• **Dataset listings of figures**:
★ ★ ★

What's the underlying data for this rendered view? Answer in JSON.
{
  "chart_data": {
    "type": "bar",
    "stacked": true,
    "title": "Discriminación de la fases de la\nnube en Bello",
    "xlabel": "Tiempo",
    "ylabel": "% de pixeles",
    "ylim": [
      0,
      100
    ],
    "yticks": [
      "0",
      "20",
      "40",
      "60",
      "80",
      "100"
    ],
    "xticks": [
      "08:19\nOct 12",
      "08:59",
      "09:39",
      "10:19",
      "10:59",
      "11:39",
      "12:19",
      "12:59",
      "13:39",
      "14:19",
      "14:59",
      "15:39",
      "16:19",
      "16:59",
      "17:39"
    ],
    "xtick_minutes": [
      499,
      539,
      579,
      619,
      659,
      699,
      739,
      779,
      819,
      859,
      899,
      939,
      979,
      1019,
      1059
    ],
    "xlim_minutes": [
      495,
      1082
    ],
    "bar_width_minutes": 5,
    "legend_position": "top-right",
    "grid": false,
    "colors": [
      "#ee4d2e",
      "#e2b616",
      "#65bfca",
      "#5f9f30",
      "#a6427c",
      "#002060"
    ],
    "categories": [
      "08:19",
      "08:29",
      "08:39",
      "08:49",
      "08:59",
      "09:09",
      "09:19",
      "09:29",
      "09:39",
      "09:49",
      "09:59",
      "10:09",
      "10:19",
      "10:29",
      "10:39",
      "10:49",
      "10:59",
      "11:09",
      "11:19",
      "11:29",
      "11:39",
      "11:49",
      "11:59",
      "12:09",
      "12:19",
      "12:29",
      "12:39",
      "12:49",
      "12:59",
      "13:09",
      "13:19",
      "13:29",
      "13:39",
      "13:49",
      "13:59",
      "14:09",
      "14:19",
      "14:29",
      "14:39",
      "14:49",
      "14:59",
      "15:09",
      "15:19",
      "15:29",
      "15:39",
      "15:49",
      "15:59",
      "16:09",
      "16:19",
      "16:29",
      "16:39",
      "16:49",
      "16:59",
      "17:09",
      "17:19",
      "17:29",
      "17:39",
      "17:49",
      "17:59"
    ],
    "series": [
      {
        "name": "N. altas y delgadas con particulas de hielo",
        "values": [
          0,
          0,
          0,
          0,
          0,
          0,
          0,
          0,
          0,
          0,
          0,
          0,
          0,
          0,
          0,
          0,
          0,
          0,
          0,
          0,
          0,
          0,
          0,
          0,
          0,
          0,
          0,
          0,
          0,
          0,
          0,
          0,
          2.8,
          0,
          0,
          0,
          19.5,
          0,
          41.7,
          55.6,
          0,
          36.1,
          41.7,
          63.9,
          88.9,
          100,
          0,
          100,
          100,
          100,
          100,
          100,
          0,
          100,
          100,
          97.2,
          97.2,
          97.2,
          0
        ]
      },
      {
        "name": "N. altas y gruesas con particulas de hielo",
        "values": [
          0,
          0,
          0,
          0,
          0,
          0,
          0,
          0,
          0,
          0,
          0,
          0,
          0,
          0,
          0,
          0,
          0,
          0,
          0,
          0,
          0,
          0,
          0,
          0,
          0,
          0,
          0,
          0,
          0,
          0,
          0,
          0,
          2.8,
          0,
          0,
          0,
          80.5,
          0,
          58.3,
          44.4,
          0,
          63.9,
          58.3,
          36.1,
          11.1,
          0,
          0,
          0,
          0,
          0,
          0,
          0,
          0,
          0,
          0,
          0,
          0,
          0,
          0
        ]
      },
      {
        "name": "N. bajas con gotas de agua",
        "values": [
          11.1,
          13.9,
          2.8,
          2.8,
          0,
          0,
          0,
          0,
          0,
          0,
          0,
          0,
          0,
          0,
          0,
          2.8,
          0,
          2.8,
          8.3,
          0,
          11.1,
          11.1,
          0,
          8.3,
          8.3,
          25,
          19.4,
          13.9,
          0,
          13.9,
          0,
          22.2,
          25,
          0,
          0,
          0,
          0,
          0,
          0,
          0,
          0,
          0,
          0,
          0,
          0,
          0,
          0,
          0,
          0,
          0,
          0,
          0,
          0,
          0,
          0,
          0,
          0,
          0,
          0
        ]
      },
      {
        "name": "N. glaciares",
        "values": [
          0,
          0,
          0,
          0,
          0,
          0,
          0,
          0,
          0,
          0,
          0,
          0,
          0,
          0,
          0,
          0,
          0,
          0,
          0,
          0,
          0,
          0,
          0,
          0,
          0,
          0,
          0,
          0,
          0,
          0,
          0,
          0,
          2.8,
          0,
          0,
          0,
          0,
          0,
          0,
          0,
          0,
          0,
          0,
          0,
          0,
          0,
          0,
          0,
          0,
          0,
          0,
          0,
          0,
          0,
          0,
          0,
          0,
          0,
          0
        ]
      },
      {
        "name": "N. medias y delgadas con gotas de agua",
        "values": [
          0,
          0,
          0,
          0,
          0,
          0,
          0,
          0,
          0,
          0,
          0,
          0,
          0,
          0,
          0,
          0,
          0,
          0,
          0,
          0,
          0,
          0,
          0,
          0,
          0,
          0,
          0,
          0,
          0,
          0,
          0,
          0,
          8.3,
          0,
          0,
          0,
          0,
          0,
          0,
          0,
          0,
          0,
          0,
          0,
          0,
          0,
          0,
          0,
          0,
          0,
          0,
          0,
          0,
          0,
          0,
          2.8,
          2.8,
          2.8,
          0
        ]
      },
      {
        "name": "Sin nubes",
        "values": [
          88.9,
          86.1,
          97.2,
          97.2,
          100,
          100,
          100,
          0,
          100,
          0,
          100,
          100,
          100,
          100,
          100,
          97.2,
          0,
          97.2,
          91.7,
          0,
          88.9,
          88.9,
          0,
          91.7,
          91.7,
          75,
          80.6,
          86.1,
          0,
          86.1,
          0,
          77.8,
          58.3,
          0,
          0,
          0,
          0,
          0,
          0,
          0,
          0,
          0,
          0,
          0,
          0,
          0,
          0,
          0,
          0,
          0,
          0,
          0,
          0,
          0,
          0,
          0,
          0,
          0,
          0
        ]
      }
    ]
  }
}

★ ★ ★

• **Prompt**: Output all records verbatim.

• **Worked answer**:
What's the underlying data for this rendered view? Answer in JSON.
{
  "chart_data": {
    "type": "bar",
    "stacked": true,
    "title": "Discriminación de la fases de la\nnube en Bello",
    "xlabel": "Tiempo",
    "ylabel": "% de pixeles",
    "ylim": [
      0,
      100
    ],
    "yticks": [
      "0",
      "20",
      "40",
      "60",
      "80",
      "100"
    ],
    "xticks": [
      "08:19\nOct 12",
      "08:59",
      "09:39",
      "10:19",
      "10:59",
      "11:39",
      "12:19",
      "12:59",
      "13:39",
      "14:19",
      "14:59",
      "15:39",
      "16:19",
      "16:59",
      "17:39"
    ],
    "xtick_minutes": [
      499,
      539,
      579,
      619,
      659,
      699,
      739,
      779,
      819,
      859,
      899,
      939,
      979,
      1019,
      1059
    ],
    "xlim_minutes": [
      495,
      1082
    ],
    "bar_width_minutes": 5,
    "legend_position": "top-right",
    "grid": false,
    "colors": [
      "#ee4d2e",
      "#e2b616",
      "#65bfca",
      "#5f9f30",
      "#a6427c",
      "#002060"
    ],
    "categories": [
      "08:19",
      "08:29",
      "08:39",
      "08:49",
      "08:59",
      "09:09",
      "09:19",
      "09:29",
      "09:39",
      "09:49",
      "09:59",
      "10:09",
      "10:19",
      "10:29",
      "10:39",
      "10:49",
      "10:59",
      "11:09",
      "11:19",
      "11:29",
      "11:39",
      "11:49",
      "11:59",
      "12:09",
      "12:19",
      "12:29",
      "12:39",
      "12:49",
      "12:59",
      "13:09",
      "13:19",
      "13:29",
      "13:39",
      "13:49",
      "13:59",
      "14:09",
      "14:19",
      "14:29",
      "14:39",
      "14:49",
      "14:59",
      "15:09",
      "15:19",
      "15:29",
      "15:39",
      "15:49",
      "15:59",
      "16:09",
      "16:19",
      "16:29",
      "16:39",
      "16:49",
      "16:59",
      "17:09",
      "17:19",
      "17:29",
      "17:39",
      "17:49",
      "17:59"
    ],
    "series": [
      {
        "name": "N. altas y delgadas con particulas de hielo",
        "values": [
          0,
          0,
          0,
          0,
          0,
          0,
          0,
          0,
          0,
          0,
          0,
          0,
          0,
          0,
          0,
          0,
          0,
          0,
          0,
          0,
          0,
          0,
          0,
          0,
          0,
          0,
          0,
          0,
          0,
          0,
          0,
          0,
          2.8,
          0,
          0,
          0,
          19.5,
          0,
          41.7,
          55.6,
          0,
          36.1,
          41.7,
          63.9,
          88.9,
          100,
          0,
          100,
          100,
          100,
          100,
          100,
          0,
          100,
          100,
          97.2,
          97.2,
          97.2,
          0
        ]
      },
      {
        "name": "N. altas y gruesas con particulas de hielo",
        "values": [
          0,
          0,
          0,
          0,
          0,
          0,
          0,
          0,
          0,
          0,
          0,
          0,
          0,
          0,
          0,
          0,
          0,
          0,
          0,
          0,
          0,
          0,
          0,
          0,
          0,
          0,
          0,
          0,
          0,
          0,
          0,
          0,
          2.8,
          0,
          0,
          0,
          80.5,
          0,
          58.3,
          44.4,
          0,
          63.9,
          58.3,
          36.1,
          11.1,
          0,
          0,
          0,
          0,
          0,
          0,
          0,
          0,
          0,
          0,
          0,
          0,
          0,
          0
        ]
      },
      {
        "name": "N. bajas con gotas de agua",
        "values": [
          11.1,
          13.9,
          2.8,
          2.8,
          0,
          0,
          0,
          0,
          0,
          0,
          0,
          0,
          0,
          0,
          0,
          2.8,
          0,
          2.8,
          8.3,
          0,
          11.1,
          11.1,
          0,
          8.3,
          8.3,
          25,
          19.4,
          13.9,
          0,
          13.9,
          0,
          22.2,
          25,
          0,
          0,
          0,
          0,
          0,
          0,
          0,
          0,
          0,
          0,
          0,
          0,
          0,
          0,
          0,
          0,
          0,
          0,
          0,
          0,
          0,
          0,
          0,
          0,
          0,
          0
        ]
      },
      {
        "name": "N. glaciares",
        "values": [
          0,
          0,
          0,
          0,
          0,
          0,
          0,
          0,
          0,
          0,
          0,
          0,
          0,
          0,
          0,
          0,
          0,
          0,
          0,
          0,
          0,
          0,
          0,
          0,
          0,
          0,
          0,
          0,
          0,
          0,
          0,
          0,
          2.8,
          0,
          0,
          0,
          0,
          0,
          0,
          0,
          0,
          0,
          0,
          0,
          0,
          0,
          0,
          0,
          0,
          0,
          0,
          0,
          0,
          0,
          0,
          0,
          0,
          0,
          0
        ]
      },
      {
        "name": "N. medias y delgadas con gotas de agua",
        "values": [
          0,
          0,
          0,
          0,
          0,
          0,
          0,
          0,
          0,
          0,
          0,
          0,
          0,
          0,
          0,
          0,
          0,
          0,
          0,
          0,
          0,
          0,
          0,
          0,
          0,
          0,
          0,
          0,
          0,
          0,
          0,
          0,
          8.3,
          0,
          0,
          0,
          0,
          0,
          0,
          0,
          0,
          0,
          0,
          0,
          0,
          0,
          0,
          0,
          0,
          0,
          0,
          0,
          0,
          0,
          0,
          2.8,
          2.8,
          2.8,
          0
        ]
      },
      {
        "name": "Sin nubes",
        "values": [
          88.9,
          86.1,
          97.2,
          97.2,
          100,
          100,
          100,
          0,
          100,
          0,
          100,
          100,
          100,
          100,
          100,
          97.2,
          0,
          97.2,
          91.7,
          0,
          88.9,
          88.9,
          0,
          91.7,
          91.7,
          75,
          80.6,
          86.1,
          0,
          86.1,
          0,
          77.8,
          58.3,
          0,
          0,
          0,
          0,
          0,
          0,
          0,
          0,
          0,
          0,
          0,
          0,
          0,
          0,
          0,
          0,
          0,
          0,
          0,
          0,
          0,
          0,
          0,
          0,
          0,
          0
        ]
      }
    ]
  }
}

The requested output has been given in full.